PROBLEM STATEMENT: Within the material below, find each line bearing the word "JSON" and present it.

Dataset records
%%
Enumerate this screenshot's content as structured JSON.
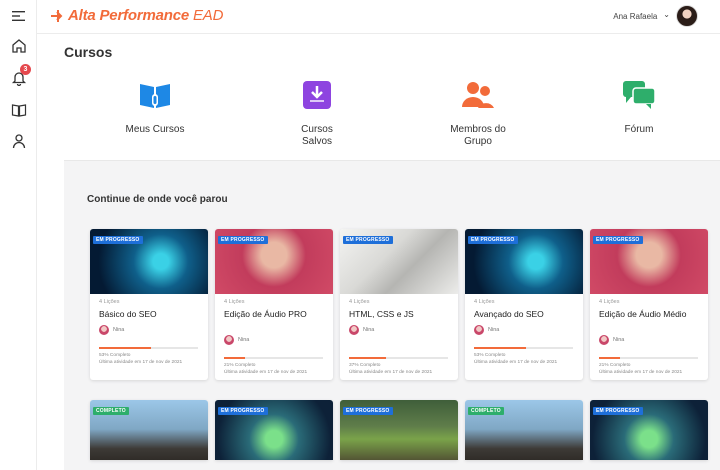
{
  "brand": {
    "name": "Alta Performance",
    "suffix": "EAD",
    "color": "#f26b3a"
  },
  "user": {
    "name": "Ana Rafaela",
    "dropdown": "⌄"
  },
  "sidebar": {
    "notifications_count": "3"
  },
  "page_title": "Cursos",
  "shortcuts": [
    {
      "label": "Meus Cursos",
      "icon": "book-icon",
      "color": "#1e88e5"
    },
    {
      "label": "Cursos Salvos",
      "icon": "download-icon",
      "color": "#8e44e0"
    },
    {
      "label": "Membros do Grupo",
      "icon": "group-icon",
      "color": "#f26b3a"
    },
    {
      "label": "Fórum",
      "icon": "chat-icon",
      "color": "#2eae6b"
    }
  ],
  "section_title": "Continue de onde você parou",
  "cards": [
    {
      "status": "EM PROGRESSO",
      "lessons": "4 Lições",
      "title": "Básico do SEO",
      "author": "Nina",
      "progress_text": "53% Completo",
      "progress": 53,
      "last": "Última atividade em 17 de nov de 2021"
    },
    {
      "status": "EM PROGRESSO",
      "lessons": "4 Lições",
      "title": "Edição de Áudio PRO",
      "author": "Nina",
      "progress_text": "21% Completo",
      "progress": 21,
      "last": "Última atividade em 17 de nov de 2021"
    },
    {
      "status": "EM PROGRESSO",
      "lessons": "4 Lições",
      "title": "HTML, CSS e JS",
      "author": "Nina",
      "progress_text": "37% Completo",
      "progress": 37,
      "last": "Última atividade em 17 de nov de 2021"
    },
    {
      "status": "EM PROGRESSO",
      "lessons": "4 Lições",
      "title": "Avançado do SEO",
      "author": "Nina",
      "progress_text": "53% Completo",
      "progress": 53,
      "last": "Última atividade em 17 de nov de 2021"
    },
    {
      "status": "EM PROGRESSO",
      "lessons": "4 Lições",
      "title": "Edição de Áudio Médio",
      "author": "Nina",
      "progress_text": "21% Completo",
      "progress": 21,
      "last": "Última atividade em 17 de nov de 2021"
    }
  ],
  "bottom_cards": [
    {
      "status": "COMPLETO"
    },
    {
      "status": "EM PROGRESSO"
    },
    {
      "status": "EM PROGRESSO"
    },
    {
      "status": "COMPLETO"
    },
    {
      "status": "EM PROGRESSO"
    }
  ]
}
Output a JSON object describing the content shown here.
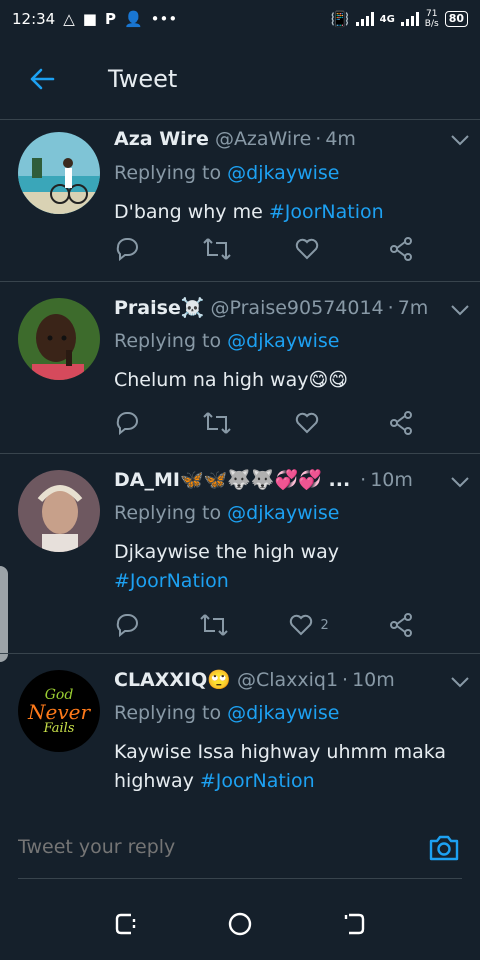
{
  "status_bar": {
    "time": "12:34",
    "net_type": "4G",
    "speed_value": "71",
    "speed_unit": "B/s",
    "battery": "80"
  },
  "header": {
    "title": "Tweet"
  },
  "tweets": [
    {
      "name": "Aza Wire",
      "handle": "@AzaWire",
      "time": "4m",
      "replying_label": "Replying to",
      "replying_to": "@djkaywise",
      "text": "D'bang why me ",
      "hashtag": "#JoorNation",
      "likes": ""
    },
    {
      "name": "Praise☠️",
      "handle": "@Praise90574014",
      "time": "7m",
      "replying_label": "Replying to",
      "replying_to": "@djkaywise",
      "text": "Chelum na high way😋😋",
      "hashtag": "",
      "likes": ""
    },
    {
      "name": "DA_MI🦋🦋🐺🐺💞💞 ...",
      "handle": "",
      "time": "10m",
      "replying_label": "Replying to",
      "replying_to": "@djkaywise",
      "text": "Djkaywise the high way ",
      "hashtag": "#JoorNation",
      "likes": "2"
    },
    {
      "name": "CLAXXIQ🙄",
      "handle": "@Claxxiq1",
      "time": "10m",
      "replying_label": "Replying to",
      "replying_to": "@djkaywise",
      "text": "Kaywise Issa highway uhmm maka highway ",
      "hashtag": "#JoorNation",
      "likes": ""
    }
  ],
  "avatar4": {
    "line1": "God",
    "line2": "Never",
    "line3": "Fails"
  },
  "reply_bar": {
    "placeholder": "Tweet your reply"
  },
  "colors": {
    "background": "#15202b",
    "accent": "#1da1f2",
    "muted": "#8899a6",
    "divider": "#38444d"
  }
}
%%
WRITTEN ANSWER:
Enumerate this screenshot's content as structured JSON.
Output a JSON object describing the content shown here.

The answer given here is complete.